_Stated problem_
Using the data below, repeat all of it precisely.

Excerpts from a figure dataset:

◇ ◇ ◇ ◇ ◇ ◇ ◇

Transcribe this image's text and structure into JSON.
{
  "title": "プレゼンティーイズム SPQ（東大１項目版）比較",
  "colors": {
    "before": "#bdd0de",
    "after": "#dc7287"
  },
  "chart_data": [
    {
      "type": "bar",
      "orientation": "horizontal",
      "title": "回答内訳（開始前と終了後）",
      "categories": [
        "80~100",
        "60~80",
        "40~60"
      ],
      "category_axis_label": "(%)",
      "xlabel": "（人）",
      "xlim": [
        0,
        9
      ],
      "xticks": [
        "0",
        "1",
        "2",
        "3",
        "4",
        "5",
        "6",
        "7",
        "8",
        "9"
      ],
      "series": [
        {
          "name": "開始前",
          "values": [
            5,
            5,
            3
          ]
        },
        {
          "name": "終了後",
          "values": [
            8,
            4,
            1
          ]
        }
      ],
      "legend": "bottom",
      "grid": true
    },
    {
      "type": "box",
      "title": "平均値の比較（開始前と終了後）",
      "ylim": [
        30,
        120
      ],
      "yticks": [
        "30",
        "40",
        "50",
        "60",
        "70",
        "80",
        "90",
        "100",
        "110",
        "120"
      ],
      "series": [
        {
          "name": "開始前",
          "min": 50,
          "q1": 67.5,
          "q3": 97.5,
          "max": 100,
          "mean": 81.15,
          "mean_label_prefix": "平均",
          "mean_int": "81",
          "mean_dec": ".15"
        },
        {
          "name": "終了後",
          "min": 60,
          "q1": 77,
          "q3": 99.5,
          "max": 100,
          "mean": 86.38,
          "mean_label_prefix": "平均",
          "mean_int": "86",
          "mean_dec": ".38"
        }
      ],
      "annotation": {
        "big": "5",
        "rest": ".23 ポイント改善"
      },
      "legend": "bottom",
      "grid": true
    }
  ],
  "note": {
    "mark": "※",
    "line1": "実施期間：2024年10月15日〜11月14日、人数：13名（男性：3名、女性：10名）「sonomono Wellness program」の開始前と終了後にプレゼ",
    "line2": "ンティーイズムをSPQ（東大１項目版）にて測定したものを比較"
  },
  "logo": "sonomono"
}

◇ ◇ ◇ ◇ ◇ ◇ ◇

_Task answer_
Transcribe this image's text and structure into JSON.
{
  "title": "プレゼンティーイズム SPQ（東大１項目版）比較",
  "colors": {
    "before": "#bdd0de",
    "after": "#dc7287"
  },
  "chart_data": [
    {
      "type": "bar",
      "orientation": "horizontal",
      "title": "回答内訳（開始前と終了後）",
      "categories": [
        "80~100",
        "60~80",
        "40~60"
      ],
      "category_axis_label": "(%)",
      "xlabel": "（人）",
      "xlim": [
        0,
        9
      ],
      "xticks": [
        "0",
        "1",
        "2",
        "3",
        "4",
        "5",
        "6",
        "7",
        "8",
        "9"
      ],
      "series": [
        {
          "name": "開始前",
          "values": [
            5,
            5,
            3
          ]
        },
        {
          "name": "終了後",
          "values": [
            8,
            4,
            1
          ]
        }
      ],
      "legend": "bottom",
      "grid": true
    },
    {
      "type": "box",
      "title": "平均値の比較（開始前と終了後）",
      "ylim": [
        30,
        120
      ],
      "yticks": [
        "30",
        "40",
        "50",
        "60",
        "70",
        "80",
        "90",
        "100",
        "110",
        "120"
      ],
      "series": [
        {
          "name": "開始前",
          "min": 50,
          "q1": 67.5,
          "q3": 97.5,
          "max": 100,
          "mean": 81.15,
          "mean_label_prefix": "平均",
          "mean_int": "81",
          "mean_dec": ".15"
        },
        {
          "name": "終了後",
          "min": 60,
          "q1": 77,
          "q3": 99.5,
          "max": 100,
          "mean": 86.38,
          "mean_label_prefix": "平均",
          "mean_int": "86",
          "mean_dec": ".38"
        }
      ],
      "annotation": {
        "big": "5",
        "rest": ".23 ポイント改善"
      },
      "legend": "bottom",
      "grid": true
    }
  ],
  "note": {
    "mark": "※",
    "line1": "実施期間：2024年10月15日〜11月14日、人数：13名（男性：3名、女性：10名）「sonomono Wellness program」の開始前と終了後にプレゼ",
    "line2": "ンティーイズムをSPQ（東大１項目版）にて測定したものを比較"
  },
  "logo": "sonomono"
}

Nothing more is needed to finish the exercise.